## INFORMATION SUPPLIED
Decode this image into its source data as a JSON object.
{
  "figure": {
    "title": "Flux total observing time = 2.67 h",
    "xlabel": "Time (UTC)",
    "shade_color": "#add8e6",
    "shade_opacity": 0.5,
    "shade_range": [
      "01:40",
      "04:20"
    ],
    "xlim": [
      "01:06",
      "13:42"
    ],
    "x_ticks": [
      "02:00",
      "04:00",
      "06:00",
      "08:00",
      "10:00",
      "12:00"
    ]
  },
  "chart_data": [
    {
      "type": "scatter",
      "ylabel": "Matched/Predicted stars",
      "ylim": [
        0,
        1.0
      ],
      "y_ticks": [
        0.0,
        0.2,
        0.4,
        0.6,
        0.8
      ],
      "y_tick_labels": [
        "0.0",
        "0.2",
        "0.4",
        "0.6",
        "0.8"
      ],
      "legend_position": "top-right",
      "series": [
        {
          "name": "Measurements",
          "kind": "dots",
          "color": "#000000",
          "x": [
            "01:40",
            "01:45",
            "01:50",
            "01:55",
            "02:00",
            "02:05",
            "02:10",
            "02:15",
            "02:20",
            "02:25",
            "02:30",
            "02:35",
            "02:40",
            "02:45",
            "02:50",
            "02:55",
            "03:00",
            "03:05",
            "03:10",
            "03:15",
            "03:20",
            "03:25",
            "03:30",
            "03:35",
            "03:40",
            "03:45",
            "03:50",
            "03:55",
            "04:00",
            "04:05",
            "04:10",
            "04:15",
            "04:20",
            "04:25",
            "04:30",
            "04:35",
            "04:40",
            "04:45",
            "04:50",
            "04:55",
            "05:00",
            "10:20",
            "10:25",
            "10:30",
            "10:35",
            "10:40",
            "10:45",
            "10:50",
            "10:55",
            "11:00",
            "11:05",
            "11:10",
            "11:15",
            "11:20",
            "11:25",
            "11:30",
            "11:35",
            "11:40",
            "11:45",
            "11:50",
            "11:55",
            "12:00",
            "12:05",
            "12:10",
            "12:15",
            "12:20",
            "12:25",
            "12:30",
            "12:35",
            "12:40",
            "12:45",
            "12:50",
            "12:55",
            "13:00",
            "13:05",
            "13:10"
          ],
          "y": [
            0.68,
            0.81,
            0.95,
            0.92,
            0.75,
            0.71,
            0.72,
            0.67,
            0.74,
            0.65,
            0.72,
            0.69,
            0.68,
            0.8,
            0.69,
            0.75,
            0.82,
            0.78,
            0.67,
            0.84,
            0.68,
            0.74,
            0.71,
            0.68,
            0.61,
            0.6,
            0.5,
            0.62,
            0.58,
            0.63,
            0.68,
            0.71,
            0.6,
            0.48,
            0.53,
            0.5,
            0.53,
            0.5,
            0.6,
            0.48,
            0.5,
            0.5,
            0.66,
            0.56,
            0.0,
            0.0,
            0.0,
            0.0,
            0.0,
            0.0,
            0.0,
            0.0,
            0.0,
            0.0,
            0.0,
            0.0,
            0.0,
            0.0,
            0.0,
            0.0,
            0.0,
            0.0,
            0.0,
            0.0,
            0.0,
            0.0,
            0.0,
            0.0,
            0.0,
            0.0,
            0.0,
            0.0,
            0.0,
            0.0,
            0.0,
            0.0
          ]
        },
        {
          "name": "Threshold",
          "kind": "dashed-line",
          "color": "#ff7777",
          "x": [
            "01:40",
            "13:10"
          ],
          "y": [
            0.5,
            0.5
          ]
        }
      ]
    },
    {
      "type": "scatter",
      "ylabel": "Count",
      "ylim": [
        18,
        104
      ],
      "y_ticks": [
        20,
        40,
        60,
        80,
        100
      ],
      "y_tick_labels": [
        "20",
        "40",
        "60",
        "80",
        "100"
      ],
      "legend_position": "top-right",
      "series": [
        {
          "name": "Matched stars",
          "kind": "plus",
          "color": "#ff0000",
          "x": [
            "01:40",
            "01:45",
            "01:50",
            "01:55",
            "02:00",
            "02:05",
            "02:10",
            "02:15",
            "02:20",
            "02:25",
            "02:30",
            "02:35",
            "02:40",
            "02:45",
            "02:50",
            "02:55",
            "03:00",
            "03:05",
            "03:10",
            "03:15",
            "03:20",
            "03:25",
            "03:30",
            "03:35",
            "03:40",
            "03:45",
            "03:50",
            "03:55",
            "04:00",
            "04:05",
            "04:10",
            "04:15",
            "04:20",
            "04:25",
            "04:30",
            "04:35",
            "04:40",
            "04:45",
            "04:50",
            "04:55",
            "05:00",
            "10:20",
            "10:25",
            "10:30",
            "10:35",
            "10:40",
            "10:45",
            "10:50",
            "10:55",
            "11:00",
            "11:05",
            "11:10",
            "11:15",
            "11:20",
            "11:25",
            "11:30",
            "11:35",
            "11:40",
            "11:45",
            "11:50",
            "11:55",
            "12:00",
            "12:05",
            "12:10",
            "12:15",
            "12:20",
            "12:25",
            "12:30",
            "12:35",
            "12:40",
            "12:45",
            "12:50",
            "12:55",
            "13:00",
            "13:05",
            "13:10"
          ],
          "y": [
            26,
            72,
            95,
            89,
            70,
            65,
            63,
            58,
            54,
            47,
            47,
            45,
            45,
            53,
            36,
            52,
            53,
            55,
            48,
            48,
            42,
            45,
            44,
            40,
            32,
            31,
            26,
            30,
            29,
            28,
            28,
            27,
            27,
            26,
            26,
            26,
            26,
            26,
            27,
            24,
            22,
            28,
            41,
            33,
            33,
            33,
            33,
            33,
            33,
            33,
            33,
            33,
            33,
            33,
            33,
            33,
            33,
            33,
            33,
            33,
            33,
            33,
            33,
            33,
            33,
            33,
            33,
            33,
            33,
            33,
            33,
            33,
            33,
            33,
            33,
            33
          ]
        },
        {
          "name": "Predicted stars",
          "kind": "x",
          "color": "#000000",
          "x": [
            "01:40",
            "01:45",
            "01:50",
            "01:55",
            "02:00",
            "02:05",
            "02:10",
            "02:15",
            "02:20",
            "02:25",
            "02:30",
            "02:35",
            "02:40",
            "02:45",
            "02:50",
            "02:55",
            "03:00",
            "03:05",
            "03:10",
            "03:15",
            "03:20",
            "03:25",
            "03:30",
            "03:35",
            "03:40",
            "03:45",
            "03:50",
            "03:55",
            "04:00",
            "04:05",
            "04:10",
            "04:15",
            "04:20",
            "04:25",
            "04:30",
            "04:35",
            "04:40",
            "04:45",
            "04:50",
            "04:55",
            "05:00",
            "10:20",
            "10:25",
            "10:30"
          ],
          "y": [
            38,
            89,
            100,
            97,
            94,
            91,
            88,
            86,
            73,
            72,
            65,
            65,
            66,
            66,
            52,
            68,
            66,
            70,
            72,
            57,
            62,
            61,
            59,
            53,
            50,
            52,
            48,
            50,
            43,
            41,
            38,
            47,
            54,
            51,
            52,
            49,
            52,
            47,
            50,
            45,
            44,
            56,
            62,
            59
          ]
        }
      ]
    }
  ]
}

## TASK
Every record above needs to be repeated word for word.

## COMPLETE RESPONSE
Decode this image into its source data as a JSON object.
{
  "figure": {
    "title": "Flux total observing time = 2.67 h",
    "xlabel": "Time (UTC)",
    "shade_color": "#add8e6",
    "shade_opacity": 0.5,
    "shade_range": [
      "01:40",
      "04:20"
    ],
    "xlim": [
      "01:06",
      "13:42"
    ],
    "x_ticks": [
      "02:00",
      "04:00",
      "06:00",
      "08:00",
      "10:00",
      "12:00"
    ]
  },
  "chart_data": [
    {
      "type": "scatter",
      "ylabel": "Matched/Predicted stars",
      "ylim": [
        0,
        1.0
      ],
      "y_ticks": [
        0.0,
        0.2,
        0.4,
        0.6,
        0.8
      ],
      "y_tick_labels": [
        "0.0",
        "0.2",
        "0.4",
        "0.6",
        "0.8"
      ],
      "legend_position": "top-right",
      "series": [
        {
          "name": "Measurements",
          "kind": "dots",
          "color": "#000000",
          "x": [
            "01:40",
            "01:45",
            "01:50",
            "01:55",
            "02:00",
            "02:05",
            "02:10",
            "02:15",
            "02:20",
            "02:25",
            "02:30",
            "02:35",
            "02:40",
            "02:45",
            "02:50",
            "02:55",
            "03:00",
            "03:05",
            "03:10",
            "03:15",
            "03:20",
            "03:25",
            "03:30",
            "03:35",
            "03:40",
            "03:45",
            "03:50",
            "03:55",
            "04:00",
            "04:05",
            "04:10",
            "04:15",
            "04:20",
            "04:25",
            "04:30",
            "04:35",
            "04:40",
            "04:45",
            "04:50",
            "04:55",
            "05:00",
            "10:20",
            "10:25",
            "10:30",
            "10:35",
            "10:40",
            "10:45",
            "10:50",
            "10:55",
            "11:00",
            "11:05",
            "11:10",
            "11:15",
            "11:20",
            "11:25",
            "11:30",
            "11:35",
            "11:40",
            "11:45",
            "11:50",
            "11:55",
            "12:00",
            "12:05",
            "12:10",
            "12:15",
            "12:20",
            "12:25",
            "12:30",
            "12:35",
            "12:40",
            "12:45",
            "12:50",
            "12:55",
            "13:00",
            "13:05",
            "13:10"
          ],
          "y": [
            0.68,
            0.81,
            0.95,
            0.92,
            0.75,
            0.71,
            0.72,
            0.67,
            0.74,
            0.65,
            0.72,
            0.69,
            0.68,
            0.8,
            0.69,
            0.75,
            0.82,
            0.78,
            0.67,
            0.84,
            0.68,
            0.74,
            0.71,
            0.68,
            0.61,
            0.6,
            0.5,
            0.62,
            0.58,
            0.63,
            0.68,
            0.71,
            0.6,
            0.48,
            0.53,
            0.5,
            0.53,
            0.5,
            0.6,
            0.48,
            0.5,
            0.5,
            0.66,
            0.56,
            0.0,
            0.0,
            0.0,
            0.0,
            0.0,
            0.0,
            0.0,
            0.0,
            0.0,
            0.0,
            0.0,
            0.0,
            0.0,
            0.0,
            0.0,
            0.0,
            0.0,
            0.0,
            0.0,
            0.0,
            0.0,
            0.0,
            0.0,
            0.0,
            0.0,
            0.0,
            0.0,
            0.0,
            0.0,
            0.0,
            0.0,
            0.0
          ]
        },
        {
          "name": "Threshold",
          "kind": "dashed-line",
          "color": "#ff7777",
          "x": [
            "01:40",
            "13:10"
          ],
          "y": [
            0.5,
            0.5
          ]
        }
      ]
    },
    {
      "type": "scatter",
      "ylabel": "Count",
      "ylim": [
        18,
        104
      ],
      "y_ticks": [
        20,
        40,
        60,
        80,
        100
      ],
      "y_tick_labels": [
        "20",
        "40",
        "60",
        "80",
        "100"
      ],
      "legend_position": "top-right",
      "series": [
        {
          "name": "Matched stars",
          "kind": "plus",
          "color": "#ff0000",
          "x": [
            "01:40",
            "01:45",
            "01:50",
            "01:55",
            "02:00",
            "02:05",
            "02:10",
            "02:15",
            "02:20",
            "02:25",
            "02:30",
            "02:35",
            "02:40",
            "02:45",
            "02:50",
            "02:55",
            "03:00",
            "03:05",
            "03:10",
            "03:15",
            "03:20",
            "03:25",
            "03:30",
            "03:35",
            "03:40",
            "03:45",
            "03:50",
            "03:55",
            "04:00",
            "04:05",
            "04:10",
            "04:15",
            "04:20",
            "04:25",
            "04:30",
            "04:35",
            "04:40",
            "04:45",
            "04:50",
            "04:55",
            "05:00",
            "10:20",
            "10:25",
            "10:30",
            "10:35",
            "10:40",
            "10:45",
            "10:50",
            "10:55",
            "11:00",
            "11:05",
            "11:10",
            "11:15",
            "11:20",
            "11:25",
            "11:30",
            "11:35",
            "11:40",
            "11:45",
            "11:50",
            "11:55",
            "12:00",
            "12:05",
            "12:10",
            "12:15",
            "12:20",
            "12:25",
            "12:30",
            "12:35",
            "12:40",
            "12:45",
            "12:50",
            "12:55",
            "13:00",
            "13:05",
            "13:10"
          ],
          "y": [
            26,
            72,
            95,
            89,
            70,
            65,
            63,
            58,
            54,
            47,
            47,
            45,
            45,
            53,
            36,
            52,
            53,
            55,
            48,
            48,
            42,
            45,
            44,
            40,
            32,
            31,
            26,
            30,
            29,
            28,
            28,
            27,
            27,
            26,
            26,
            26,
            26,
            26,
            27,
            24,
            22,
            28,
            41,
            33,
            33,
            33,
            33,
            33,
            33,
            33,
            33,
            33,
            33,
            33,
            33,
            33,
            33,
            33,
            33,
            33,
            33,
            33,
            33,
            33,
            33,
            33,
            33,
            33,
            33,
            33,
            33,
            33,
            33,
            33,
            33,
            33
          ]
        },
        {
          "name": "Predicted stars",
          "kind": "x",
          "color": "#000000",
          "x": [
            "01:40",
            "01:45",
            "01:50",
            "01:55",
            "02:00",
            "02:05",
            "02:10",
            "02:15",
            "02:20",
            "02:25",
            "02:30",
            "02:35",
            "02:40",
            "02:45",
            "02:50",
            "02:55",
            "03:00",
            "03:05",
            "03:10",
            "03:15",
            "03:20",
            "03:25",
            "03:30",
            "03:35",
            "03:40",
            "03:45",
            "03:50",
            "03:55",
            "04:00",
            "04:05",
            "04:10",
            "04:15",
            "04:20",
            "04:25",
            "04:30",
            "04:35",
            "04:40",
            "04:45",
            "04:50",
            "04:55",
            "05:00",
            "10:20",
            "10:25",
            "10:30"
          ],
          "y": [
            38,
            89,
            100,
            97,
            94,
            91,
            88,
            86,
            73,
            72,
            65,
            65,
            66,
            66,
            52,
            68,
            66,
            70,
            72,
            57,
            62,
            61,
            59,
            53,
            50,
            52,
            48,
            50,
            43,
            41,
            38,
            47,
            54,
            51,
            52,
            49,
            52,
            47,
            50,
            45,
            44,
            56,
            62,
            59
          ]
        }
      ]
    }
  ]
}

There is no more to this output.